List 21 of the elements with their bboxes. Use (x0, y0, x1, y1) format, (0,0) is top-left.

- - - - -

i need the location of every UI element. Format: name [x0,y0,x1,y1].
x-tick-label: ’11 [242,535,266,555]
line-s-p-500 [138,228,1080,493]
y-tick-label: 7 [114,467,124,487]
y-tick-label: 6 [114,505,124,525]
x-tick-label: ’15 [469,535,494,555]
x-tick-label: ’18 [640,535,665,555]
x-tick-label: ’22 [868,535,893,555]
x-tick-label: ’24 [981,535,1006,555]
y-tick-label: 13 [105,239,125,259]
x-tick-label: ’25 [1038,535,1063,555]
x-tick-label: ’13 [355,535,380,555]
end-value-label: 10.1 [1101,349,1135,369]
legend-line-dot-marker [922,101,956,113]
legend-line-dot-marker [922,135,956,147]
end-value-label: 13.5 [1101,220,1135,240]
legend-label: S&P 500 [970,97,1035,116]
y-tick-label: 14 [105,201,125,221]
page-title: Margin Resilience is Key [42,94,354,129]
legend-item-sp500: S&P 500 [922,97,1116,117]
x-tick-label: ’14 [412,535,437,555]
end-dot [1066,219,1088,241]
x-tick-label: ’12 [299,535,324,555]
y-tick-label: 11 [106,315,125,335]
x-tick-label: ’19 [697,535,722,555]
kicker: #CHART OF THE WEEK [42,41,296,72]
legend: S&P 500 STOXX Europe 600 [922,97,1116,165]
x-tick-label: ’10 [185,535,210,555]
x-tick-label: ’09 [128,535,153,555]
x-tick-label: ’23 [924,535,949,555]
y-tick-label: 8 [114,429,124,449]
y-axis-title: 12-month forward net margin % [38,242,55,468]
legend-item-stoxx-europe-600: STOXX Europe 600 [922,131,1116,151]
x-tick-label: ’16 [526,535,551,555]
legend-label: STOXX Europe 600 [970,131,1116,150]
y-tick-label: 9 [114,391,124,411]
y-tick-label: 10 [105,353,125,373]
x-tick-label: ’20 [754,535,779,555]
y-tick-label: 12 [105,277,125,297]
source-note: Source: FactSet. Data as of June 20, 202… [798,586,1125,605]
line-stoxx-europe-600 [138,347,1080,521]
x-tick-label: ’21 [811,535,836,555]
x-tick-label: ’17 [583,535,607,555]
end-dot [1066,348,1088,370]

- - - - -

**Task details:** Lay out as a JSON list of strings, one per line, the lines beginning with the one containing "i need the location" and going on through the one containing "end-dot [1066,348,1088,370]", leaving out any blank lines.

**Output of the task:**
[
  "i need the location of every UI element. Format: name [x0,y0,x1,y1].",
  "x-tick-label: ’11 [242,535,266,555]",
  "line-s-p-500 [138,228,1080,493]",
  "y-tick-label: 7 [114,467,124,487]",
  "y-tick-label: 6 [114,505,124,525]",
  "x-tick-label: ’15 [469,535,494,555]",
  "x-tick-label: ’18 [640,535,665,555]",
  "x-tick-label: ’22 [868,535,893,555]",
  "x-tick-label: ’24 [981,535,1006,555]",
  "y-tick-label: 13 [105,239,125,259]",
  "x-tick-label: ’25 [1038,535,1063,555]",
  "x-tick-label: ’13 [355,535,380,555]",
  "end-value-label: 10.1 [1101,349,1135,369]",
  "legend-line-dot-marker [922,101,956,113]",
  "legend-line-dot-marker [922,135,956,147]",
  "end-value-label: 13.5 [1101,220,1135,240]",
  "legend-label: S&P 500 [970,97,1035,116]",
  "y-tick-label: 14 [105,201,125,221]",
  "page-title: Margin Resilience is Key [42,94,354,129]",
  "legend-item-sp500: S&P 500 [922,97,1116,117]",
  "x-tick-label: ’14 [412,535,437,555]",
  "end-dot [1066,219,1088,241]",
  "x-tick-label: ’12 [299,535,324,555]",
  "y-tick-label: 11 [106,315,125,335]",
  "x-tick-label: ’19 [697,535,722,555]",
  "kicker: #CHART OF THE WEEK [42,41,296,72]",
  "legend: S&P 500 STOXX Europe 600 [922,97,1116,165]",
  "x-tick-label: ’10 [185,535,210,555]",
  "x-tick-label: ’09 [128,535,153,555]",
  "x-tick-label: ’23 [924,535,949,555]",
  "y-tick-label: 8 [114,429,124,449]",
  "y-axis-title: 12-month forward net margin % [38,242,55,468]",
  "legend-item-stoxx-europe-600: STOXX Europe 600 [922,131,1116,151]",
  "x-tick-label: ’16 [526,535,551,555]",
  "legend-label: STOXX Europe 600 [970,131,1116,150]",
  "y-tick-label: 9 [114,391,124,411]",
  "y-tick-label: 10 [105,353,125,373]",
  "x-tick-label: ’20 [754,535,779,555]",
  "y-tick-label: 12 [105,277,125,297]",
  "source-note: Source: FactSet. Data as of June 20, 202… [798,586,1125,605]",
  "line-stoxx-europe-600 [138,347,1080,521]",
  "x-tick-label: ’21 [811,535,836,555]",
  "x-tick-label: ’17 [583,535,607,555]",
  "end-dot [1066,348,1088,370]"
]